> Exercise objective:
List every line in the entries below that contains the word "Steve".

# START OF Provided entries

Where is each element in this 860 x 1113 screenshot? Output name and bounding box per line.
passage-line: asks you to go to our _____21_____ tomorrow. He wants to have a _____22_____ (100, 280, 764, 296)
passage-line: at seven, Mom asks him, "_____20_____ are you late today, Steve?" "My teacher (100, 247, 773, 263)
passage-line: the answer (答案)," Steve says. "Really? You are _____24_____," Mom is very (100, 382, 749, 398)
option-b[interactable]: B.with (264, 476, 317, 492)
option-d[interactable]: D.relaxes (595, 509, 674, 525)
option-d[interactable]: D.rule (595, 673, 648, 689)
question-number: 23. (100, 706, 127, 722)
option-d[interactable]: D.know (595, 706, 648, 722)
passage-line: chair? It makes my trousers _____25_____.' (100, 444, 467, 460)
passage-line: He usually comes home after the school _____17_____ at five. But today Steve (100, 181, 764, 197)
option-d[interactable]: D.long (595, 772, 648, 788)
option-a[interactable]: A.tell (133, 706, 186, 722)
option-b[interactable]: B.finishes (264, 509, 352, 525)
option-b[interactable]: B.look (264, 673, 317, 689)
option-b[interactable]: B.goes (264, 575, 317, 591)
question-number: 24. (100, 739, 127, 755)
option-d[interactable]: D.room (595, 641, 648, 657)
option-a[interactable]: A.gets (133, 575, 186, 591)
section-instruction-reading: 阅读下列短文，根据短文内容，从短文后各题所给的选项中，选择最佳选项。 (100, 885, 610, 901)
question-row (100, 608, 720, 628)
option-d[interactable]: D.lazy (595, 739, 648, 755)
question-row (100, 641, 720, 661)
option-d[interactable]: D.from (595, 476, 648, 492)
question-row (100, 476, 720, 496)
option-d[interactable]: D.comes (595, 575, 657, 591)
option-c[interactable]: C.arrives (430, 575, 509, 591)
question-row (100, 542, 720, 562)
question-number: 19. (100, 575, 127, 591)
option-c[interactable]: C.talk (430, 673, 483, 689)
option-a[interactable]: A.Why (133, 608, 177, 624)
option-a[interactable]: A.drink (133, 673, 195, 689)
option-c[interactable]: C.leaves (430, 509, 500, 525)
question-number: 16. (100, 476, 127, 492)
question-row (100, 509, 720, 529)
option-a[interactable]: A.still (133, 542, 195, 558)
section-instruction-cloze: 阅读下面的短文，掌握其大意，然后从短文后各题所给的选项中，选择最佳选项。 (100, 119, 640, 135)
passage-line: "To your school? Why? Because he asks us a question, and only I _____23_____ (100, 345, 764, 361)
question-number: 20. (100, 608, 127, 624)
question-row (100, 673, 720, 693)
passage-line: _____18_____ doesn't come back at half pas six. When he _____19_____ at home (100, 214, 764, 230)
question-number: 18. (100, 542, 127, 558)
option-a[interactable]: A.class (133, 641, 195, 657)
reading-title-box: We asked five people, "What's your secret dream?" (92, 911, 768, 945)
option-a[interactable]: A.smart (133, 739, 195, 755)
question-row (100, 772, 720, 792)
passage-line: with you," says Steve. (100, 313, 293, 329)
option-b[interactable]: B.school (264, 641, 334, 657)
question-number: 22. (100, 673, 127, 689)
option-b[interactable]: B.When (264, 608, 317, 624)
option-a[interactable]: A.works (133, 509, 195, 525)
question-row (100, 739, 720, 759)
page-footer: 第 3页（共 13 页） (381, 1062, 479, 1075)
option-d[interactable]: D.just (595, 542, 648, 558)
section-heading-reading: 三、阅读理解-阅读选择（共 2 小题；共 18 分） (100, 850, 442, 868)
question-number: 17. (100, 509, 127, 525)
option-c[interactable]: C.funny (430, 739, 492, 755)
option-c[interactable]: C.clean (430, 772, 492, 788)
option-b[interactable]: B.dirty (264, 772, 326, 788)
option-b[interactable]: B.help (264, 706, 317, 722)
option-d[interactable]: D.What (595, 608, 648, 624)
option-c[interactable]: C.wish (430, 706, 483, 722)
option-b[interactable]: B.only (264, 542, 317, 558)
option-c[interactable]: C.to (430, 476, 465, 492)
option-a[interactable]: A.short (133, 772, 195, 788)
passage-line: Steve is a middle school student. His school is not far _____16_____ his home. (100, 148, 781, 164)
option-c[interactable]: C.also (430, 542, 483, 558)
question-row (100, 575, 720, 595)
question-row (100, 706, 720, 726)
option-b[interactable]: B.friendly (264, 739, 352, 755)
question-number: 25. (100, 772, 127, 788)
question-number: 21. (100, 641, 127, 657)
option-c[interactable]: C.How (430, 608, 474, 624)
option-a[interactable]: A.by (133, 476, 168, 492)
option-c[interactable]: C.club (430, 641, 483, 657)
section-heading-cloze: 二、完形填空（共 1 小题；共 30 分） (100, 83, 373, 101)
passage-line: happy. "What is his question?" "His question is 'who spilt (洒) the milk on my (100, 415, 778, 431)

# END OF Provided entries

> Exercise response:
passage-line: at seven, Mom asks him, "_____20_____ are you late today, Steve?" "My teacher (100, 247, 773, 263)
passage-line: the answer (答案)," Steve says. "Really? You are _____24_____," Mom is very (100, 382, 749, 398)
passage-line: He usually comes home after the school _____17_____ at five. But today Steve (100, 181, 764, 197)
passage-line: with you," says Steve. (100, 313, 293, 329)
passage-line: Steve is a middle school student. His school is not far _____16_____ his home. (100, 148, 781, 164)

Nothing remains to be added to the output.